■ Document section ■
-- start --
That's too bad! Karl isn't admitting he's coming around - he's still in denial (with kitty on her back in his arms), "now, these are your kitties, you clean the litter box, you feed them....can you hand me the treats, Lexi's hungry?....you change their water...who's the sweetest kitten in the world....got that?" 8O


----------



## talullah (May 25, 2008)

So very sweet!!! I'm glad she's found a home with you!


----------



## Heidi n Q (Nov 22, 2006)

rabernet said:


> Heidi n Q said:
> 
> 
> > Is anyone else having trouble with Google? :evil:
> ...


Dastardly Google! Darn. And double-darn!


----------



## rabernet (Jun 4, 2008)

Heidi n Q said:


> rabernet said:
> 
> 
> > [quote="Heidi n Q":vl0m4924]Is anyone else having trouble with Google? :evil:
> ...


Dastardly Google! Darn. And double-darn![/quote:vl0m4924]

Bless your heart! I hear Garmin works pretty well! (ducks)......


----------



## Heidi n Q (Nov 22, 2006)

Hey, don't duck! I've perked up...what is Garmin?  *rubs hands gleefully as I realize I could still get me a cute little calico*


----------



## rabernet (Jun 4, 2008)

Heidi n Q said:


> Hey, don't duck! I've perked up...what is Garmin?  *rubs hands gleefully as I realize I could still get me a cute little calico*


You know - one of those GPS systems that tells you turn by turn how to get somewhere - remember - I live in Valdosta! 8)


----------



## Heidi n Q (Nov 22, 2006)

I've driven past Valdosta! I know how to get there! Woot, gonna have a calico kitten soon! Woot!


----------



## OsnobunnieO (Jun 28, 2004)

she's so beautiful! can we have some more pictures please?


----------



## rabernet (Jun 4, 2008)

Jessie,

Once I vacuum and the floor is cleaner, I'll get more pictures of her up soon! I'm taking tons of pictures since she's only going to be this little for a short time. 

You can't get mad at her for anything, because she looks at you when she gets into mischief and goes "what?? I'm cuuuuuuuute!!!!!!!"


----------



## rabernet (Jun 4, 2008)

Heidi n Q said:


> I've driven past Valdosta! I know how to get there! Woot, gonna have a calico kitten soon! Woot!


:nods: We'll be waiting for you down here in southern GA! :twisted:


----------



## Smirkitty (Apr 19, 2008)

Heidi n Q said:


> I've driven past Valdosta! I know how to get there! Woot, gonna have a calico kitten soon! Woot!


Everyone has driven past Valdosta if they've ever driven to Florida, better hurry Heidi, someone might beat you there!


(Edited to actually make sense)


----------



## Jeanie (Jun 18, 2003)

What a precious little sweetie she is!
-- end --
■ Supplied entries ■
-- start --
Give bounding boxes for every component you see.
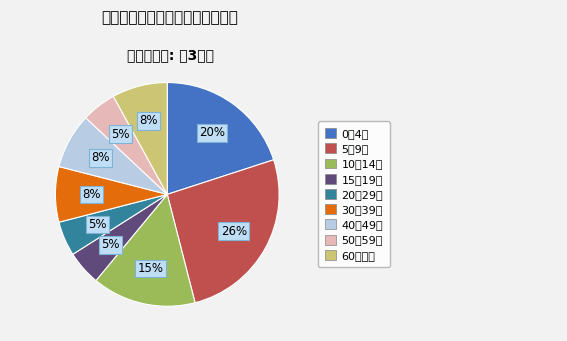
-- end --
-- start --
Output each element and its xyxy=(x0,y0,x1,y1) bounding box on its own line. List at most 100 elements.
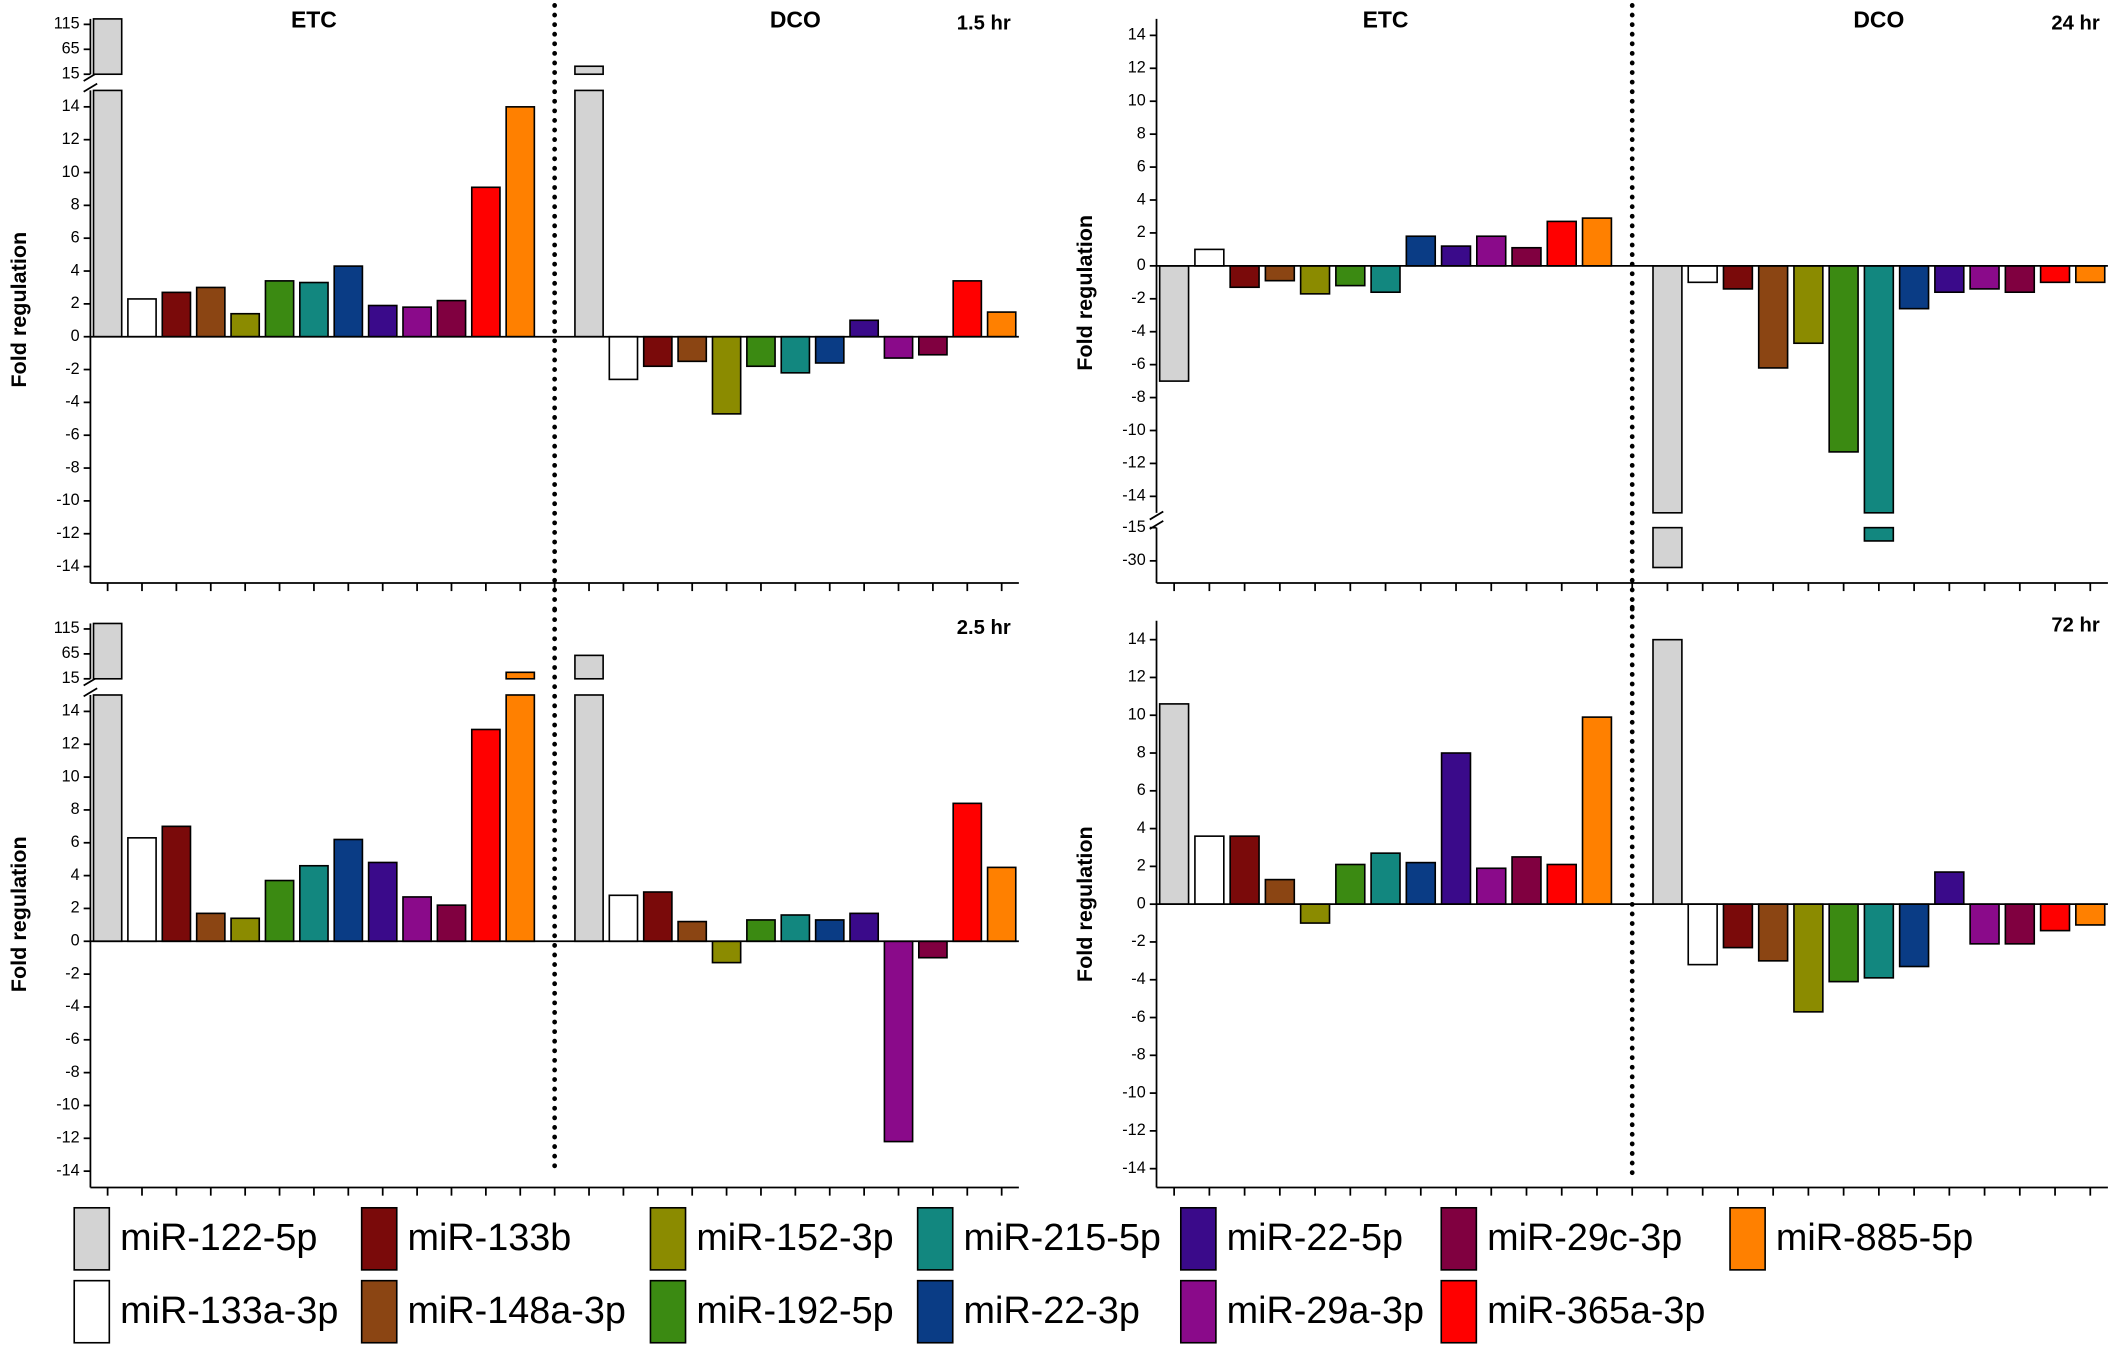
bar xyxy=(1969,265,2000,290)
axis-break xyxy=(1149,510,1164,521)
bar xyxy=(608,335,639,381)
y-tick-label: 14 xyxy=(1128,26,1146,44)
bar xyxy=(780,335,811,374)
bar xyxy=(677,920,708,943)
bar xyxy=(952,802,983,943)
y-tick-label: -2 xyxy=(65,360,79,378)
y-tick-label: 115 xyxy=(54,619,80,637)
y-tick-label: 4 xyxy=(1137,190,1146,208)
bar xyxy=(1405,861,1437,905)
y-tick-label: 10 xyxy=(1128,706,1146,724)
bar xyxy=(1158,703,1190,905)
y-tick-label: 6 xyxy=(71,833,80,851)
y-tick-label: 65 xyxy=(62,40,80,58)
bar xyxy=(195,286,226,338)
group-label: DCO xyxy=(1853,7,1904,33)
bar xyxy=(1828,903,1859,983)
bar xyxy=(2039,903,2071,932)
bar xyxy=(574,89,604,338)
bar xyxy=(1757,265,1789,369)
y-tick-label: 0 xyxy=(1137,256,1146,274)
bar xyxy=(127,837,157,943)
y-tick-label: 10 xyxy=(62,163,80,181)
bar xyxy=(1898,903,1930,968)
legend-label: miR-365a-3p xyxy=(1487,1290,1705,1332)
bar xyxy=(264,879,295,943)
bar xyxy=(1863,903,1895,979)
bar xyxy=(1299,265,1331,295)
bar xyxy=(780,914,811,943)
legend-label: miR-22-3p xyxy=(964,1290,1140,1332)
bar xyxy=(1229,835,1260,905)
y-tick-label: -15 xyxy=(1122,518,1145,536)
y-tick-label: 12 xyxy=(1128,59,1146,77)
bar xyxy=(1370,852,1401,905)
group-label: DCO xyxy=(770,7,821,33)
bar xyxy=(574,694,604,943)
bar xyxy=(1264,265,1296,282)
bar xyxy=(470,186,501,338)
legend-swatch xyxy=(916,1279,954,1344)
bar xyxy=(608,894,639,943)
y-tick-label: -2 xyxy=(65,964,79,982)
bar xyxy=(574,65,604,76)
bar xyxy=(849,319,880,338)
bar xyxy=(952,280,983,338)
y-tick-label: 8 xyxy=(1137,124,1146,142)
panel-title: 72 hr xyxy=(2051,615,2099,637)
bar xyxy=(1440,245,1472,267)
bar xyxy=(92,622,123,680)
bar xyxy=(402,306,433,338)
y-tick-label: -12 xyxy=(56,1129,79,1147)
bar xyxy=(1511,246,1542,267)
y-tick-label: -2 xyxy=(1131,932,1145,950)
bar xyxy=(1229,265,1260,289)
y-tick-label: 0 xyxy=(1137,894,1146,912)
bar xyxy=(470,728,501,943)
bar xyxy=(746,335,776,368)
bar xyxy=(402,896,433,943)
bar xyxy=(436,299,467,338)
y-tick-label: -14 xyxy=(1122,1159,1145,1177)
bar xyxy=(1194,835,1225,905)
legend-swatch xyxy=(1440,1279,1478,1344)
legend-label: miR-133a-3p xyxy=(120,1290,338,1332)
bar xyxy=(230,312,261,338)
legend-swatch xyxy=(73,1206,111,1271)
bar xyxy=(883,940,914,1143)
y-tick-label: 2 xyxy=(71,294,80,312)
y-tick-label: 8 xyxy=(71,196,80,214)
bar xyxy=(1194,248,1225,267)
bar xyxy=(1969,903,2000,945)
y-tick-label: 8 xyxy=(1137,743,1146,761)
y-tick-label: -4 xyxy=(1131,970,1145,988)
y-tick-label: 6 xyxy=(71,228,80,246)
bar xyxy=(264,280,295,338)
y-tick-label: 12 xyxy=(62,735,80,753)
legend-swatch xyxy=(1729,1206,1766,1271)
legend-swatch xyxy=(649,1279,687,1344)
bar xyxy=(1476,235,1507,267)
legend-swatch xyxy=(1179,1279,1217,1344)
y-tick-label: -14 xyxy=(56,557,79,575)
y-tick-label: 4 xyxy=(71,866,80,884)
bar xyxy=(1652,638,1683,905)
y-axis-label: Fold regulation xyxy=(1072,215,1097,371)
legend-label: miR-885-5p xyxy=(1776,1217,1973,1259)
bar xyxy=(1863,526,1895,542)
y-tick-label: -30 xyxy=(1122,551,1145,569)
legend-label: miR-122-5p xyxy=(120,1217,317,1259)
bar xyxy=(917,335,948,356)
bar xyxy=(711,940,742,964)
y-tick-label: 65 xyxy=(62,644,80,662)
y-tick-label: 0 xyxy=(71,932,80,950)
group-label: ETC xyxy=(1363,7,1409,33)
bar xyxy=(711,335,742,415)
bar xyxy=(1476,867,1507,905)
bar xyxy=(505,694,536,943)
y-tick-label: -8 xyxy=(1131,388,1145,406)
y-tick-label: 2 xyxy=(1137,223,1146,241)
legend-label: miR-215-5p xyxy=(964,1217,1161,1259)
-- end --
■ Task ■
In the forum thread about the new kitten, what does rabernet say a Garmin is?

■ Solved exercise ■
It is a GPS system that tells you turn by turn how to get somewhere.